- _WHAT TO WORK ON_
Images embedded in the records are excluded; print everything else exactly as given.

# start of EXERCISE DATA

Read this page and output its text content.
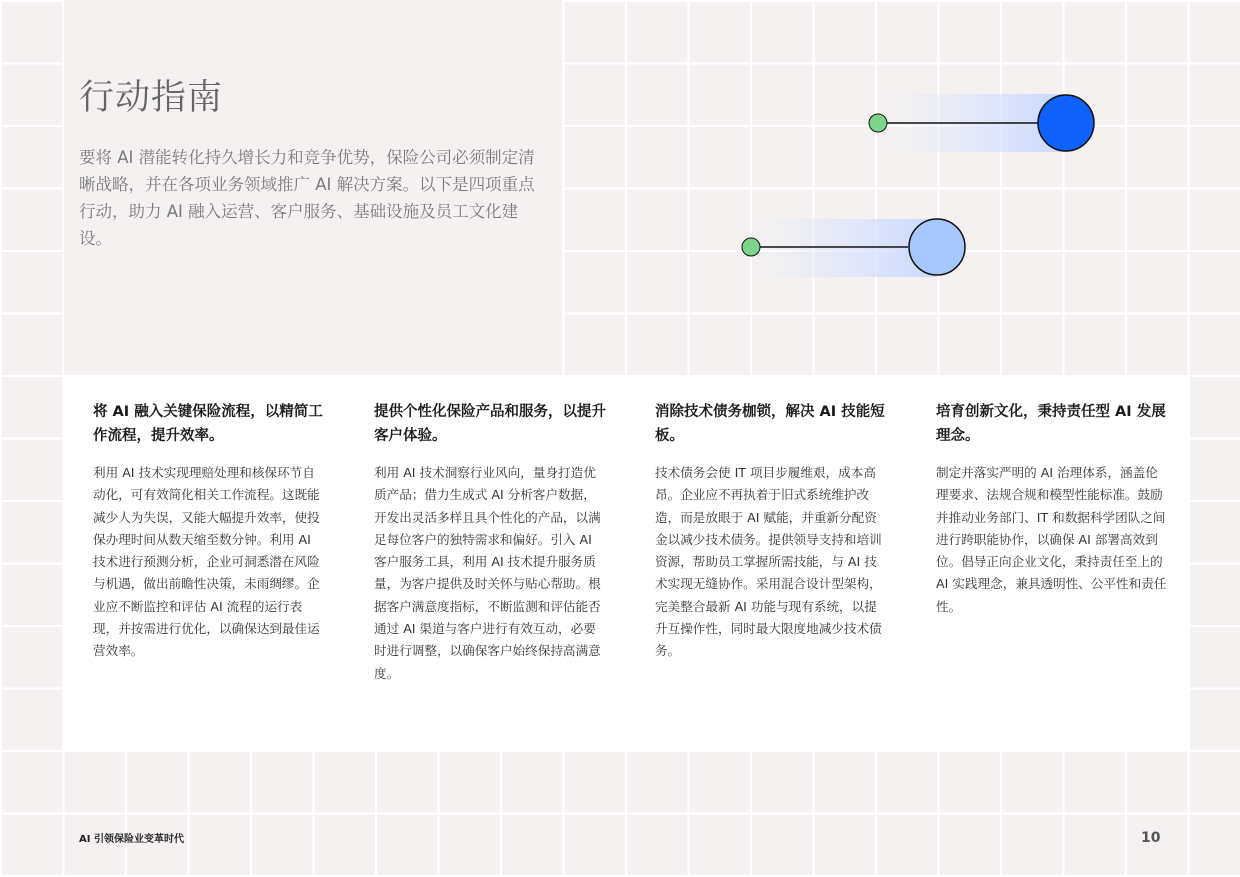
行动指南

要将 AI 潜能转化持久增长力和竞争优势，保险公司必须制定清晰战略，并在各项业务领域推广 AI 解决方案。以下是四项重点行动，助力 AI 融入运营、客户服务、基础设施及员工文化建设。

将 AI 融入关键保险流程，以精简工作流程，提升效率。

利用 AI 技术实现理赔处理和核保环节自动化，可有效简化相关工作流程。这既能减少人为失误，又能大幅提升效率，使投保办理时间从数天缩至数分钟。利用 AI 技术进行预测分析，企业可洞悉潜在风险与机遇，做出前瞻性决策，未雨绸缪。企业应不断监控和评估 AI 流程的运行表现，并按需进行优化，以确保达到最佳运营效率。

提供个性化保险产品和服务，以提升客户体验。

利用 AI 技术洞察行业风向，量身打造优质产品；借力生成式 AI 分析客户数据，开发出灵活多样且具个性化的产品，以满足每位客户的独特需求和偏好。引入 AI 客户服务工具，利用 AI 技术提升服务质量，为客户提供及时关怀与贴心帮助。根据客户满意度指标，不断监测和评估能否通过 AI 渠道与客户进行有效互动，必要时进行调整，以确保客户始终保持高满意度。

消除技术债务枷锁，解决 AI 技能短板。

技术债务会使 IT 项目步履维艰，成本高昂。企业应不再执着于旧式系统维护改造，而是放眼于 AI 赋能，并重新分配资金以减少技术债务。提供领导支持和培训资源，帮助员工掌握所需技能，与 AI 技术实现无缝协作。采用混合设计型架构，完美整合最新 AI 功能与现有系统，以提升互操作性，同时最大限度地减少技术债务。

培育创新文化，秉持责任型 AI 发展理念。

制定并落实严明的 AI 治理体系，涵盖伦理要求、法规合规和模型性能标准。鼓励并推动业务部门、IT 和数据科学团队之间进行跨职能协作，以确保 AI 部署高效到位。倡导正向企业文化，秉持责任至上的 AI 实践理念，兼具透明性、公平性和责任性。

AI 引领保险业变革时代	10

# end of EXERCISE DATA

- _IN RESPONSE_
Read this page and output its text content.
行动指南

要将 AI 潜能转化持久增长力和竞争优势，保险公司必须制定清晰战略，并在各项业务领域推广 AI 解决方案。以下是四项重点行动，助力 AI 融入运营、客户服务、基础设施及员工文化建设。

将 AI 融入关键保险流程，以精简工作流程，提升效率。

利用 AI 技术实现理赔处理和核保环节自动化，可有效简化相关工作流程。这既能减少人为失误，又能大幅提升效率，使投保办理时间从数天缩至数分钟。利用 AI 技术进行预测分析，企业可洞悉潜在风险与机遇，做出前瞻性决策，未雨绸缪。企业应不断监控和评估 AI 流程的运行表现，并按需进行优化，以确保达到最佳运营效率。

提供个性化保险产品和服务，以提升客户体验。

利用 AI 技术洞察行业风向，量身打造优质产品；借力生成式 AI 分析客户数据，开发出灵活多样且具个性化的产品，以满足每位客户的独特需求和偏好。引入 AI 客户服务工具，利用 AI 技术提升服务质量，为客户提供及时关怀与贴心帮助。根据客户满意度指标，不断监测和评估能否通过 AI 渠道与客户进行有效互动，必要时进行调整，以确保客户始终保持高满意度。

消除技术债务枷锁，解决 AI 技能短板。

技术债务会使 IT 项目步履维艰，成本高昂。企业应不再执着于旧式系统维护改造，而是放眼于 AI 赋能，并重新分配资金以减少技术债务。提供领导支持和培训资源，帮助员工掌握所需技能，与 AI 技术实现无缝协作。采用混合设计型架构，完美整合最新 AI 功能与现有系统，以提升互操作性，同时最大限度地减少技术债务。

培育创新文化，秉持责任型 AI 发展理念。

制定并落实严明的 AI 治理体系，涵盖伦理要求、法规合规和模型性能标准。鼓励并推动业务部门、IT 和数据科学团队之间进行跨职能协作，以确保 AI 部署高效到位。倡导正向企业文化，秉持责任至上的 AI 实践理念，兼具透明性、公平性和责任性。

AI 引领保险业变革时代	10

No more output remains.